Without the pictures, output the records below word for word.
Start
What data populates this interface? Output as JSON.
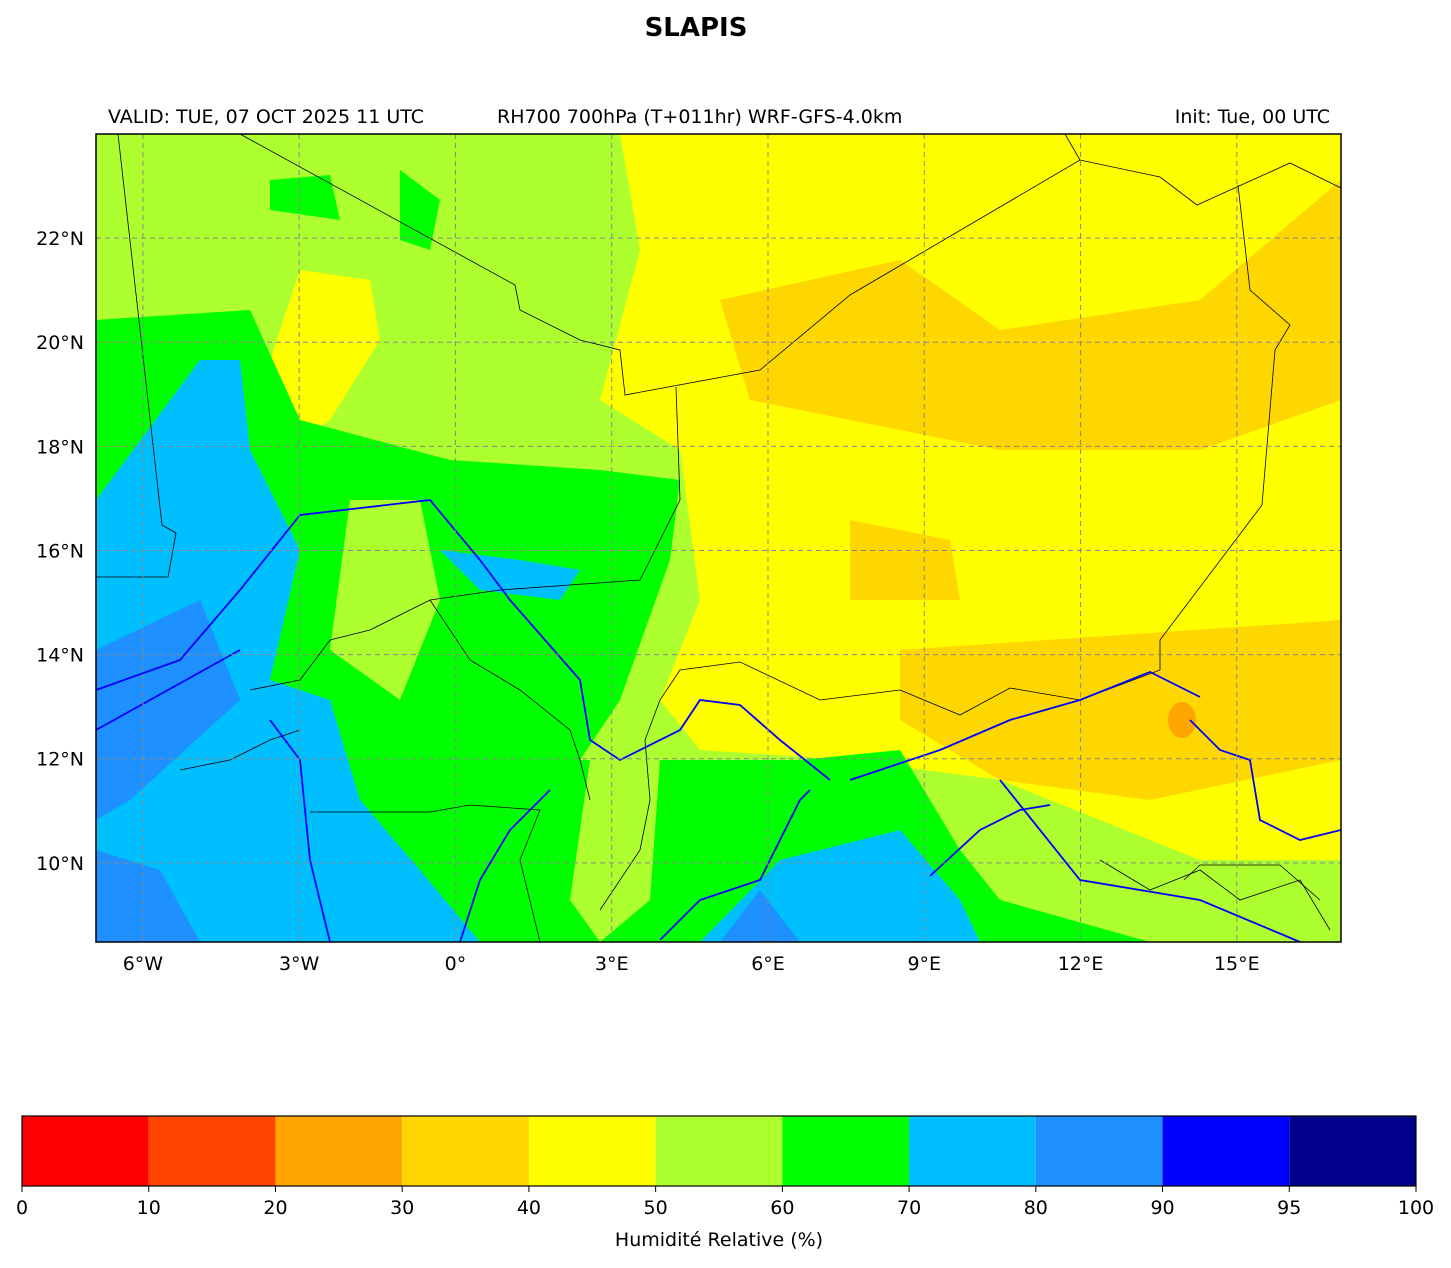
{
  "header": {
    "title": "SLAPIS",
    "valid": "VALID: TUE, 07 OCT 2025 11 UTC",
    "product": "RH700 700hPa (T+011hr) WRF-GFS-4.0km",
    "init": "Init: Tue, 00 UTC"
  },
  "map": {
    "xlim": [
      -6.9,
      17.0
    ],
    "ylim": [
      8.48,
      24.0
    ],
    "xticks": [
      {
        "value": -6,
        "label": "6°W"
      },
      {
        "value": -3,
        "label": "3°W"
      },
      {
        "value": 0,
        "label": "0°"
      },
      {
        "value": 3,
        "label": "3°E"
      },
      {
        "value": 6,
        "label": "6°E"
      },
      {
        "value": 9,
        "label": "9°E"
      },
      {
        "value": 12,
        "label": "12°E"
      },
      {
        "value": 15,
        "label": "15°E"
      }
    ],
    "yticks": [
      {
        "value": 10,
        "label": "10°N"
      },
      {
        "value": 12,
        "label": "12°N"
      },
      {
        "value": 14,
        "label": "14°N"
      },
      {
        "value": 16,
        "label": "16°N"
      },
      {
        "value": 18,
        "label": "18°N"
      },
      {
        "value": 20,
        "label": "20°N"
      },
      {
        "value": 22,
        "label": "22°N"
      }
    ],
    "grid": true
  },
  "colorbar": {
    "label": "Humidité Relative (%)",
    "ticks": [
      0,
      10,
      20,
      30,
      40,
      50,
      60,
      70,
      80,
      90,
      95,
      100
    ],
    "colors": [
      "#ff0000",
      "#ff4500",
      "#ffa500",
      "#ffd700",
      "#ffff00",
      "#adff2f",
      "#00ff00",
      "#00bfff",
      "#1e90ff",
      "#0000ff",
      "#00008b"
    ]
  }
}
End
__Complete response__:
What data populates this interface? Output as JSON.
{
  "header": {
    "title": "SLAPIS",
    "valid": "VALID: TUE, 07 OCT 2025 11 UTC",
    "product": "RH700 700hPa (T+011hr) WRF-GFS-4.0km",
    "init": "Init: Tue, 00 UTC"
  },
  "map": {
    "xlim": [
      -6.9,
      17.0
    ],
    "ylim": [
      8.48,
      24.0
    ],
    "xticks": [
      {
        "value": -6,
        "label": "6°W"
      },
      {
        "value": -3,
        "label": "3°W"
      },
      {
        "value": 0,
        "label": "0°"
      },
      {
        "value": 3,
        "label": "3°E"
      },
      {
        "value": 6,
        "label": "6°E"
      },
      {
        "value": 9,
        "label": "9°E"
      },
      {
        "value": 12,
        "label": "12°E"
      },
      {
        "value": 15,
        "label": "15°E"
      }
    ],
    "yticks": [
      {
        "value": 10,
        "label": "10°N"
      },
      {
        "value": 12,
        "label": "12°N"
      },
      {
        "value": 14,
        "label": "14°N"
      },
      {
        "value": 16,
        "label": "16°N"
      },
      {
        "value": 18,
        "label": "18°N"
      },
      {
        "value": 20,
        "label": "20°N"
      },
      {
        "value": 22,
        "label": "22°N"
      }
    ],
    "grid": true
  },
  "colorbar": {
    "label": "Humidité Relative (%)",
    "ticks": [
      0,
      10,
      20,
      30,
      40,
      50,
      60,
      70,
      80,
      90,
      95,
      100
    ],
    "colors": [
      "#ff0000",
      "#ff4500",
      "#ffa500",
      "#ffd700",
      "#ffff00",
      "#adff2f",
      "#00ff00",
      "#00bfff",
      "#1e90ff",
      "#0000ff",
      "#00008b"
    ]
  }
}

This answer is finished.